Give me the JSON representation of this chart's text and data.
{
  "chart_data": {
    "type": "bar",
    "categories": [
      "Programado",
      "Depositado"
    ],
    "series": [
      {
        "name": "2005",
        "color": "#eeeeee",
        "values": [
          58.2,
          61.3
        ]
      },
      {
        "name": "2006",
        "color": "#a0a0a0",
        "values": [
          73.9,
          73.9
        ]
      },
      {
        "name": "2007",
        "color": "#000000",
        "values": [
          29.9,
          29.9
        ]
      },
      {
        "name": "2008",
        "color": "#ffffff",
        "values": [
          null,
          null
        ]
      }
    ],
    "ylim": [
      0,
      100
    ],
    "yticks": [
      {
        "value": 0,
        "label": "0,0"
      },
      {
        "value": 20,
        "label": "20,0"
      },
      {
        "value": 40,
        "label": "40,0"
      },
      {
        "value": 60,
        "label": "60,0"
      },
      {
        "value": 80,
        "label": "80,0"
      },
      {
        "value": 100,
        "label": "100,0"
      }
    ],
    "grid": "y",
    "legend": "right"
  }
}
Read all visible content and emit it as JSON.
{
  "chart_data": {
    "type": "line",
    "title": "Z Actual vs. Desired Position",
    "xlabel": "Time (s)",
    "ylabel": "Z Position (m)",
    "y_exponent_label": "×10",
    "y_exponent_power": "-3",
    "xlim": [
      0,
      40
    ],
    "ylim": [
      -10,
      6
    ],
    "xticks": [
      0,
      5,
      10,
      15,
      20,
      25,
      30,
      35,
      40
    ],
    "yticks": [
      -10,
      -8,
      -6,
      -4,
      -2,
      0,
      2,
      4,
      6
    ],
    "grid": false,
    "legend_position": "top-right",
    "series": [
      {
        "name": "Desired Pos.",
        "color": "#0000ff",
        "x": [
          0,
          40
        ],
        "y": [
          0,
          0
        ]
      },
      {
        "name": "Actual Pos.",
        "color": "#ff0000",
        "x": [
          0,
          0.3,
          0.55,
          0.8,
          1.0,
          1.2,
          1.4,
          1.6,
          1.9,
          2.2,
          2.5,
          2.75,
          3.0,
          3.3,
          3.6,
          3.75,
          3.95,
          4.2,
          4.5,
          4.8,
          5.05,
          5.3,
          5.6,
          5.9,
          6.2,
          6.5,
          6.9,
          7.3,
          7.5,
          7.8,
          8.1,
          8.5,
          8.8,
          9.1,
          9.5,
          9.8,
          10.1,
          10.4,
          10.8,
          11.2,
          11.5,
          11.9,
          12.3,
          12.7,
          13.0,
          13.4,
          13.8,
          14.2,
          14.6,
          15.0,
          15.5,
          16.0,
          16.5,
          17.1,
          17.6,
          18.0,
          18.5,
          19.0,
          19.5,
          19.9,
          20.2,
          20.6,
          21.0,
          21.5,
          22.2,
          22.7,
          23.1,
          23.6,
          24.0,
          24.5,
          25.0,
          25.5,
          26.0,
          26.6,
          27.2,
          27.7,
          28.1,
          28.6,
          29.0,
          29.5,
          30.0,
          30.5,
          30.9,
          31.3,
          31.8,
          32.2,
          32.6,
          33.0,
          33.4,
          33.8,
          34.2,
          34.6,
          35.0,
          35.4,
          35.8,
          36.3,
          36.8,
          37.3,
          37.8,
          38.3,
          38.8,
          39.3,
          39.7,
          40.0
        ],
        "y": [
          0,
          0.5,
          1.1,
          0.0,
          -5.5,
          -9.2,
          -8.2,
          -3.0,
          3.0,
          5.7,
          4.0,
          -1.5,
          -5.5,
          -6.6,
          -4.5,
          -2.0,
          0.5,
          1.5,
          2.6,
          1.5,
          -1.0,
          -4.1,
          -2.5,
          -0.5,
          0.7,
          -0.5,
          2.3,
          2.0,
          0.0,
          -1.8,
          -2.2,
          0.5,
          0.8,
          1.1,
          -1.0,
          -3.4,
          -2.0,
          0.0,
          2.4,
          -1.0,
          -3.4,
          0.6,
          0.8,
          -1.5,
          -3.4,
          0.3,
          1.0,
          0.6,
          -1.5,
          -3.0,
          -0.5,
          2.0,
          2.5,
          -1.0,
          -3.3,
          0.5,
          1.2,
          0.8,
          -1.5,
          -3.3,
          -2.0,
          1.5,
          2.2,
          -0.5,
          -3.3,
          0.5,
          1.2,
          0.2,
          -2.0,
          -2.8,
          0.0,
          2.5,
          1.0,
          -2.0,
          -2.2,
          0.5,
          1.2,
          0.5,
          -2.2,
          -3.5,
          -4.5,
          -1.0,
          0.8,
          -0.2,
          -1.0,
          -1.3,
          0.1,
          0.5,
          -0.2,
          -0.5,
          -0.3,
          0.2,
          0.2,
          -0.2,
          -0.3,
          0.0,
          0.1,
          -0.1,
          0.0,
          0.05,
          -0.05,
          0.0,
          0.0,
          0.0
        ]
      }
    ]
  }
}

• _GIVEN TASK_
Print out every record again, exactly and in full.

• _SOLUTION FOR THIS PROBLEM_
Give me the JSON representation of this chart's text and data.
{
  "chart_data": {
    "type": "bar",
    "categories": [
      "Programado",
      "Depositado"
    ],
    "series": [
      {
        "name": "2005",
        "color": "#eeeeee",
        "values": [
          58.2,
          61.3
        ]
      },
      {
        "name": "2006",
        "color": "#a0a0a0",
        "values": [
          73.9,
          73.9
        ]
      },
      {
        "name": "2007",
        "color": "#000000",
        "values": [
          29.9,
          29.9
        ]
      },
      {
        "name": "2008",
        "color": "#ffffff",
        "values": [
          null,
          null
        ]
      }
    ],
    "ylim": [
      0,
      100
    ],
    "yticks": [
      {
        "value": 0,
        "label": "0,0"
      },
      {
        "value": 20,
        "label": "20,0"
      },
      {
        "value": 40,
        "label": "40,0"
      },
      {
        "value": 60,
        "label": "60,0"
      },
      {
        "value": 80,
        "label": "80,0"
      },
      {
        "value": 100,
        "label": "100,0"
      }
    ],
    "grid": "y",
    "legend": "right"
  }
}
Read all visible content and emit it as JSON.
{
  "chart_data": {
    "type": "line",
    "title": "Z Actual vs. Desired Position",
    "xlabel": "Time (s)",
    "ylabel": "Z Position (m)",
    "y_exponent_label": "×10",
    "y_exponent_power": "-3",
    "xlim": [
      0,
      40
    ],
    "ylim": [
      -10,
      6
    ],
    "xticks": [
      0,
      5,
      10,
      15,
      20,
      25,
      30,
      35,
      40
    ],
    "yticks": [
      -10,
      -8,
      -6,
      -4,
      -2,
      0,
      2,
      4,
      6
    ],
    "grid": false,
    "legend_position": "top-right",
    "series": [
      {
        "name": "Desired Pos.",
        "color": "#0000ff",
        "x": [
          0,
          40
        ],
        "y": [
          0,
          0
        ]
      },
      {
        "name": "Actual Pos.",
        "color": "#ff0000",
        "x": [
          0,
          0.3,
          0.55,
          0.8,
          1.0,
          1.2,
          1.4,
          1.6,
          1.9,
          2.2,
          2.5,
          2.75,
          3.0,
          3.3,
          3.6,
          3.75,
          3.95,
          4.2,
          4.5,
          4.8,
          5.05,
          5.3,
          5.6,
          5.9,
          6.2,
          6.5,
          6.9,
          7.3,
          7.5,
          7.8,
          8.1,
          8.5,
          8.8,
          9.1,
          9.5,
          9.8,
          10.1,
          10.4,
          10.8,
          11.2,
          11.5,
          11.9,
          12.3,
          12.7,
          13.0,
          13.4,
          13.8,
          14.2,
          14.6,
          15.0,
          15.5,
          16.0,
          16.5,
          17.1,
          17.6,
          18.0,
          18.5,
          19.0,
          19.5,
          19.9,
          20.2,
          20.6,
          21.0,
          21.5,
          22.2,
          22.7,
          23.1,
          23.6,
          24.0,
          24.5,
          25.0,
          25.5,
          26.0,
          26.6,
          27.2,
          27.7,
          28.1,
          28.6,
          29.0,
          29.5,
          30.0,
          30.5,
          30.9,
          31.3,
          31.8,
          32.2,
          32.6,
          33.0,
          33.4,
          33.8,
          34.2,
          34.6,
          35.0,
          35.4,
          35.8,
          36.3,
          36.8,
          37.3,
          37.8,
          38.3,
          38.8,
          39.3,
          39.7,
          40.0
        ],
        "y": [
          0,
          0.5,
          1.1,
          0.0,
          -5.5,
          -9.2,
          -8.2,
          -3.0,
          3.0,
          5.7,
          4.0,
          -1.5,
          -5.5,
          -6.6,
          -4.5,
          -2.0,
          0.5,
          1.5,
          2.6,
          1.5,
          -1.0,
          -4.1,
          -2.5,
          -0.5,
          0.7,
          -0.5,
          2.3,
          2.0,
          0.0,
          -1.8,
          -2.2,
          0.5,
          0.8,
          1.1,
          -1.0,
          -3.4,
          -2.0,
          0.0,
          2.4,
          -1.0,
          -3.4,
          0.6,
          0.8,
          -1.5,
          -3.4,
          0.3,
          1.0,
          0.6,
          -1.5,
          -3.0,
          -0.5,
          2.0,
          2.5,
          -1.0,
          -3.3,
          0.5,
          1.2,
          0.8,
          -1.5,
          -3.3,
          -2.0,
          1.5,
          2.2,
          -0.5,
          -3.3,
          0.5,
          1.2,
          0.2,
          -2.0,
          -2.8,
          0.0,
          2.5,
          1.0,
          -2.0,
          -2.2,
          0.5,
          1.2,
          0.5,
          -2.2,
          -3.5,
          -4.5,
          -1.0,
          0.8,
          -0.2,
          -1.0,
          -1.3,
          0.1,
          0.5,
          -0.2,
          -0.5,
          -0.3,
          0.2,
          0.2,
          -0.2,
          -0.3,
          0.0,
          0.1,
          -0.1,
          0.0,
          0.05,
          -0.05,
          0.0,
          0.0,
          0.0
        ]
      }
    ]
  }
}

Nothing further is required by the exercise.